§ **Instructions**
A. In the text on serial file uploads with serio, which two options must the serial shell's echo command support for serio to work?
B. Pick up the text on serial file uploads with serio after its last sentence and continue it.
Document extract START
Serial File Uploads With Serio – /dev/ttyS0

So you’ve got an embedded device that’s running Linux, you’ve tapped into the board’s serial port and you have a root shell. You’re poking around and want to run netstat/netcat/grep/whatever – but it’s not installed! And what’s worse, the device doesn’t have any utilities to perform a network file transfer. How do you get the file you want to execute from your host machine up to the embedded device?

Transferring ASCII files can be done with minicom, but that method won’t work properly for binary files. ASCII encoding a binary file usually isn’t an option since most embedded systems won’t have utilities like base64 or uuencode in order to un-encode the transferred file, and other transfer methods (Xmodem/Ymodem/Zmodem, Kermit) require a corresponding utility to already be installed on the embedded device.

If the echo command on your serial shell supports the -n and -e options (most do), serio can help. It takes any local file and transfers it to the embedded system via the serial port with a series of echo commands.
Document extract END
Data to examine START
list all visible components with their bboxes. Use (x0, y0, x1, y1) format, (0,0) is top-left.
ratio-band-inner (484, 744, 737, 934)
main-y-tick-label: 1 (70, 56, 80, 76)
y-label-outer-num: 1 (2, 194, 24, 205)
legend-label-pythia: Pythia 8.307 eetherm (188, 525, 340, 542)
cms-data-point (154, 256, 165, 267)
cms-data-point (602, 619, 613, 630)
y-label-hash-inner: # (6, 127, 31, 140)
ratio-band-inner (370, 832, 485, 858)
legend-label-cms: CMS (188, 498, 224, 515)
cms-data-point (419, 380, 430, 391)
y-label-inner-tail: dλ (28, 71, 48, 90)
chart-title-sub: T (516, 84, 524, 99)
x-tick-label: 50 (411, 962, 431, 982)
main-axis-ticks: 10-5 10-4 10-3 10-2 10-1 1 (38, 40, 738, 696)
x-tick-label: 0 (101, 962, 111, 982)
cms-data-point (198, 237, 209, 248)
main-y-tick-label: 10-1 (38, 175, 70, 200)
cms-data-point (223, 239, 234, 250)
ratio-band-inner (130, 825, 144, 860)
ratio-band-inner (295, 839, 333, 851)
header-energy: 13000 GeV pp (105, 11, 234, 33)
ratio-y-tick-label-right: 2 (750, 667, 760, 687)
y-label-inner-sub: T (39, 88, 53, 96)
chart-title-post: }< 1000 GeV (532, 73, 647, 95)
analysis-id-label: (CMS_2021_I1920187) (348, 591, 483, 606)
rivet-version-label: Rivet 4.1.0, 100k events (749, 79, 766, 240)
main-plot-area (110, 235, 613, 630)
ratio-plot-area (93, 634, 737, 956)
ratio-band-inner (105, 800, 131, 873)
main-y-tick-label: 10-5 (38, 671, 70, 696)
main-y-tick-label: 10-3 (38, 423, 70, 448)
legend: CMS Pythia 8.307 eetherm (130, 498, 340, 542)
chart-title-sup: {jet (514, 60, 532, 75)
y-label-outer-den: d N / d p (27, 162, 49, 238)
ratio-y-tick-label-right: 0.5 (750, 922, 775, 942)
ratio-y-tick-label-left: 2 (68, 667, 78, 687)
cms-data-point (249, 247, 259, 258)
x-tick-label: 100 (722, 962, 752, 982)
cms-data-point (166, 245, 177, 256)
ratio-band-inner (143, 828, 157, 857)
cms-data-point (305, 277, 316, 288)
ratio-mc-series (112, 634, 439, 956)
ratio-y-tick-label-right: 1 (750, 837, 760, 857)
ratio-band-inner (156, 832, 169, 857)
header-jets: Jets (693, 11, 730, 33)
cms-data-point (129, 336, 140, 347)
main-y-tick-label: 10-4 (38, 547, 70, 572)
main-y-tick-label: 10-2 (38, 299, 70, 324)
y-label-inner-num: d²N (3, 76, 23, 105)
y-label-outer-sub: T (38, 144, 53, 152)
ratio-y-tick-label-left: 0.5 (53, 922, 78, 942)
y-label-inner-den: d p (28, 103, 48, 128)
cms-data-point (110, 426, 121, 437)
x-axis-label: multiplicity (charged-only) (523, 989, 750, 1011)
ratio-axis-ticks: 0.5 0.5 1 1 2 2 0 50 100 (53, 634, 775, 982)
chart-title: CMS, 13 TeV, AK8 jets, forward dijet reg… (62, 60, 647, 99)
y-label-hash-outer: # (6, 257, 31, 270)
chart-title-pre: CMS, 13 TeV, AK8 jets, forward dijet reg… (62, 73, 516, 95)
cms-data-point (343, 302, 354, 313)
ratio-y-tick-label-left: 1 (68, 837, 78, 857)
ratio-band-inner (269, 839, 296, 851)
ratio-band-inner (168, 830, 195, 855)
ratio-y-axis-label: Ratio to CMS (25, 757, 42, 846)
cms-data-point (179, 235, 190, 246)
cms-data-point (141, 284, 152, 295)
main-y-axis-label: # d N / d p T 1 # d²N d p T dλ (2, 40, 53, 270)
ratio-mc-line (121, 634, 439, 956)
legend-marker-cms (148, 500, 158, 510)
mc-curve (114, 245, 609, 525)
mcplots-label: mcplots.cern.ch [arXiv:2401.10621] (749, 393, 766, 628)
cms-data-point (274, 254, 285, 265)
Data to examine END
§ **Answers to the tasks**
A. The -n and -e options.

B.
The -n option is required in order to ensure that no additional new line characters get echoed into the resulting file, and the -e option allows serio to encode binary files as a series of escaped hex characters (x41, x42, etc).

This allows binary files to be transferred to a remote system via the serial port without any additional software requirements on the remote system:

Serio in action

Serio in action

File uploads are not very fast, so you’ll probably want to upload netcat/wget/tftp or similar utility in order to transfer additional files over the network. But in a pinch it works great for getting your cross-compiled binaries off your host system and onto that crippled embedded device that you’ve been dying to play with.